(Dataset records)
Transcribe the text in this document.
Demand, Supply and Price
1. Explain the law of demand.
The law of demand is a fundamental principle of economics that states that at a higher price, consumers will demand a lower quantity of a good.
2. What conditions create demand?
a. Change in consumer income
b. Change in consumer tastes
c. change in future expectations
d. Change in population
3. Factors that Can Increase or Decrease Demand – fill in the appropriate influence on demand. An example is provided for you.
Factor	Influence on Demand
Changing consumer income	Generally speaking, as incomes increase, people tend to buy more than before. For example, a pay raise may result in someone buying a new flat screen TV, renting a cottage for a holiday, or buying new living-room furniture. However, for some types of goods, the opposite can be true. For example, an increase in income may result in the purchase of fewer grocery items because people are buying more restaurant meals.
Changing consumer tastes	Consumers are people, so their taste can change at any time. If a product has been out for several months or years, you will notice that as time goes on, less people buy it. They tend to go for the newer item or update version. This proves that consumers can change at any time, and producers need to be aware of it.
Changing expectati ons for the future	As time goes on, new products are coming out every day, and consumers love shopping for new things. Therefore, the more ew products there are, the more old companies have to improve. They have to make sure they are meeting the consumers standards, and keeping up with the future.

(Exercise goal)
Please restate the records in full, word for word.

(Answer to the problem)
Transcribe the text in this document.
Demand, Supply and Price
1. Explain the law of demand.
The law of demand is a fundamental principle of economics that states that at a higher price, consumers will demand a lower quantity of a good.
2. What conditions create demand?
a. Change in consumer income
b. Change in consumer tastes
c. change in future expectations
d. Change in population
3. Factors that Can Increase or Decrease Demand – fill in the appropriate influence on demand. An example is provided for you.
Factor	Influence on Demand
Changing consumer income	Generally speaking, as incomes increase, people tend to buy more than before. For example, a pay raise may result in someone buying a new flat screen TV, renting a cottage for a holiday, or buying new living-room furniture. However, for some types of goods, the opposite can be true. For example, an increase in income may result in the purchase of fewer grocery items because people are buying more restaurant meals.
Changing consumer tastes	Consumers are people, so their taste can change at any time. If a product has been out for several months or years, you will notice that as time goes on, less people buy it. They tend to go for the newer item or update version. This proves that consumers can change at any time, and producers need to be aware of it.
Changing expectati ons for the future	As time goes on, new products are coming out every day, and consumers love shopping for new things. Therefore, the more ew products there are, the more old companies have to improve. They have to make sure they are meeting the consumers standards, and keeping up with the future.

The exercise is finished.